Go through the material below and copy all lines with "icon".

--- Dataset content ---

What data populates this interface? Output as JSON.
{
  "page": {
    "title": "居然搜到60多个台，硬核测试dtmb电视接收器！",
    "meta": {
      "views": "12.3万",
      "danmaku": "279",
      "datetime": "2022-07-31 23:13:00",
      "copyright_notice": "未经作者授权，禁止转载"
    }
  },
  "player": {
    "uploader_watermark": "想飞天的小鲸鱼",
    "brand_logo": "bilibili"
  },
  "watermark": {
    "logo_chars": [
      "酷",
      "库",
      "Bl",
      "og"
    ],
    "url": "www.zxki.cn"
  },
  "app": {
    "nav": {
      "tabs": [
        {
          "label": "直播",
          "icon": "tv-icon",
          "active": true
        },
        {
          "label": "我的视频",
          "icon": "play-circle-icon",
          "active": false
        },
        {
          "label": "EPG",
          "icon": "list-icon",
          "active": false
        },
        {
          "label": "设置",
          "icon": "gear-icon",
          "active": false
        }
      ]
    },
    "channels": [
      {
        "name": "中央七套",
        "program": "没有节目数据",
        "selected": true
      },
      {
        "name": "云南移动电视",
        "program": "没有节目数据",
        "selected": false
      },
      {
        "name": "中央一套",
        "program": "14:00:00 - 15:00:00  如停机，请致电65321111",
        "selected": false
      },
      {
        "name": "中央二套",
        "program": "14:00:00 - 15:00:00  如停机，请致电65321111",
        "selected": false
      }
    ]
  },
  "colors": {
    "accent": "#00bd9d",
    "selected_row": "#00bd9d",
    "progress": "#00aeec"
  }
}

---

__Worked answer__:
          "icon": "tv-icon",
          "icon": "play-circle-icon",
          "icon": "list-icon",
          "icon": "gear-icon",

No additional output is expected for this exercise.